Exercise aim:
Using the records below, reproduce exactly the lines from the one containing "What's the underlying" through the end, and nothing more; skip the images.

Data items

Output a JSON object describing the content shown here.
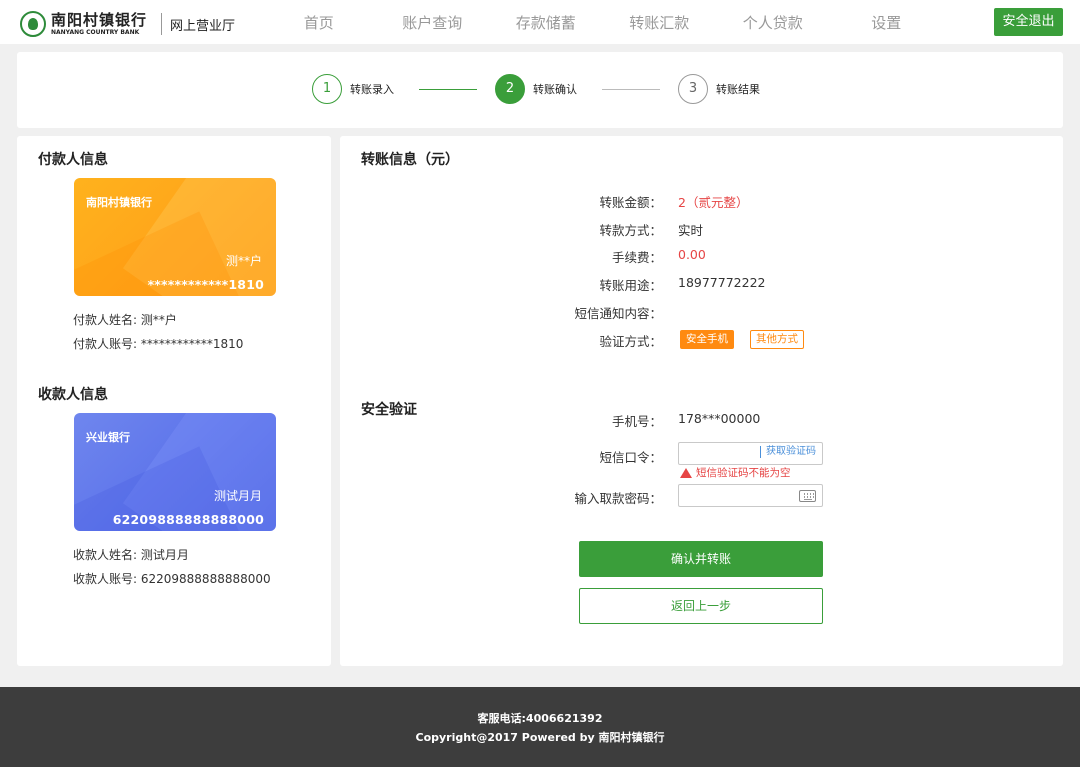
{
  "header": {
    "bank_name_cn": "南阳村镇银行",
    "bank_name_en": "NANYANG COUNTRY BANK",
    "sub_title": "网上营业厅",
    "nav": [
      "首页",
      "账户查询",
      "存款储蓄",
      "转账汇款",
      "个人贷款",
      "设置"
    ],
    "logout_label": "安全退出"
  },
  "steps": [
    {
      "num": "1",
      "label": "转账录入",
      "state": "done"
    },
    {
      "num": "2",
      "label": "转账确认",
      "state": "active"
    },
    {
      "num": "3",
      "label": "转账结果",
      "state": "pending"
    }
  ],
  "payer": {
    "title": "付款人信息",
    "card_bank": "南阳村镇银行",
    "card_name": "测**户",
    "card_no": "************1810",
    "name_line": "付款人姓名: 测**户",
    "account_line": "付款人账号: ************1810"
  },
  "payee": {
    "title": "收款人信息",
    "card_bank": "兴业银行",
    "card_name": "测试月月",
    "card_no": "62209888888888000",
    "name_line": "收款人姓名: 测试月月",
    "account_line": "收款人账号: 62209888888888000"
  },
  "transfer": {
    "title": "转账信息（元）",
    "amount_label": "转账金额：",
    "amount_value": "2（贰元整）",
    "mode_label": "转款方式：",
    "mode_value": "实时",
    "fee_label": "手续费：",
    "fee_value": "0.00",
    "purpose_label": "转账用途：",
    "purpose_value": "18977772222",
    "sms_label": "短信通知内容：",
    "sms_value": "",
    "verify_label": "验证方式：",
    "verify_primary": "安全手机",
    "verify_other": "其他方式"
  },
  "security": {
    "title": "安全验证",
    "phone_label": "手机号：",
    "phone_value": "178***00000",
    "code_label": "短信口令：",
    "code_value": "",
    "get_code_label": "获取验证码",
    "code_error": "短信验证码不能为空",
    "password_label": "输入取款密码：",
    "password_value": "",
    "confirm_label": "确认并转账",
    "back_label": "返回上一步"
  },
  "footer": {
    "hotline": "客服电话:4006621392",
    "copyright": "Copyright@2017 Powered by 南阳村镇银行"
  },
  "colors": {
    "accent_green": "#3a9e3a",
    "warning_red": "#e64545",
    "orange": "#ff8a10"
  }
}
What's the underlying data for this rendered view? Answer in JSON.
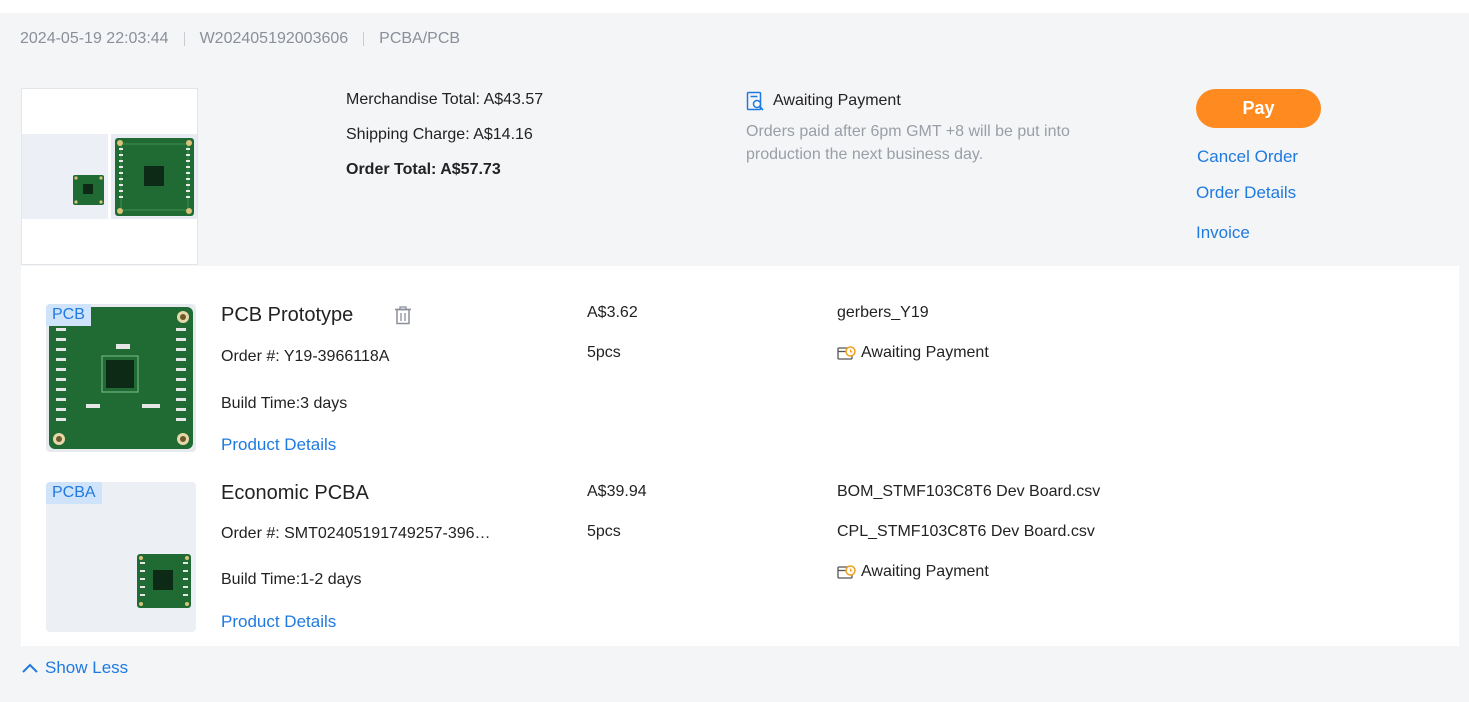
{
  "order": {
    "date": "2024-05-19 22:03:44",
    "number": "W202405192003606",
    "category": "PCBA/PCB"
  },
  "totals": {
    "merchandise": "Merchandise Total: A$43.57",
    "shipping": "Shipping Charge: A$14.16",
    "total": "Order Total: A$57.73"
  },
  "status": {
    "label": "Awaiting Payment",
    "note": "Orders paid after 6pm GMT +8 will be put into production the next business day."
  },
  "actions": {
    "pay": "Pay",
    "cancel": "Cancel Order",
    "details": "Order Details",
    "invoice": "Invoice"
  },
  "items": [
    {
      "tag": "PCB",
      "name": "PCB Prototype",
      "order_no": "Order #: Y19-3966118A",
      "build_time": "Build Time:3 days",
      "details_link": "Product Details",
      "price": "A$3.62",
      "qty": "5pcs",
      "files": [
        "gerbers_Y19"
      ],
      "status": "Awaiting Payment"
    },
    {
      "tag": "PCBA",
      "name": "Economic PCBA",
      "order_no": "Order #: SMT02405191749257-396…",
      "build_time": "Build Time:1-2 days",
      "details_link": "Product Details",
      "price": "A$39.94",
      "qty": "5pcs",
      "files": [
        "BOM_STMF103C8T6 Dev Board.csv",
        "CPL_STMF103C8T6 Dev Board.csv"
      ],
      "status": "Awaiting Payment"
    }
  ],
  "footer": {
    "show_less": "Show Less"
  },
  "colors": {
    "accent": "#1f7ae0",
    "pay_button": "#ff8a1f",
    "pcb_green": "#1f6b33",
    "card_bg": "#f4f5f7"
  }
}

Output:
What's the underlying data for this rendered view? Answer in JSON.
{
  "order": {
    "date": "2024-05-19 22:03:44",
    "number": "W202405192003606",
    "category": "PCBA/PCB"
  },
  "totals": {
    "merchandise": "Merchandise Total: A$43.57",
    "shipping": "Shipping Charge: A$14.16",
    "total": "Order Total: A$57.73"
  },
  "status": {
    "label": "Awaiting Payment",
    "note": "Orders paid after 6pm GMT +8 will be put into production the next business day."
  },
  "actions": {
    "pay": "Pay",
    "cancel": "Cancel Order",
    "details": "Order Details",
    "invoice": "Invoice"
  },
  "items": [
    {
      "tag": "PCB",
      "name": "PCB Prototype",
      "order_no": "Order #: Y19-3966118A",
      "build_time": "Build Time:3 days",
      "details_link": "Product Details",
      "price": "A$3.62",
      "qty": "5pcs",
      "files": [
        "gerbers_Y19"
      ],
      "status": "Awaiting Payment"
    },
    {
      "tag": "PCBA",
      "name": "Economic PCBA",
      "order_no": "Order #: SMT02405191749257-396…",
      "build_time": "Build Time:1-2 days",
      "details_link": "Product Details",
      "price": "A$39.94",
      "qty": "5pcs",
      "files": [
        "BOM_STMF103C8T6 Dev Board.csv",
        "CPL_STMF103C8T6 Dev Board.csv"
      ],
      "status": "Awaiting Payment"
    }
  ],
  "footer": {
    "show_less": "Show Less"
  },
  "colors": {
    "accent": "#1f7ae0",
    "pay_button": "#ff8a1f",
    "pcb_green": "#1f6b33",
    "card_bg": "#f4f5f7"
  }
}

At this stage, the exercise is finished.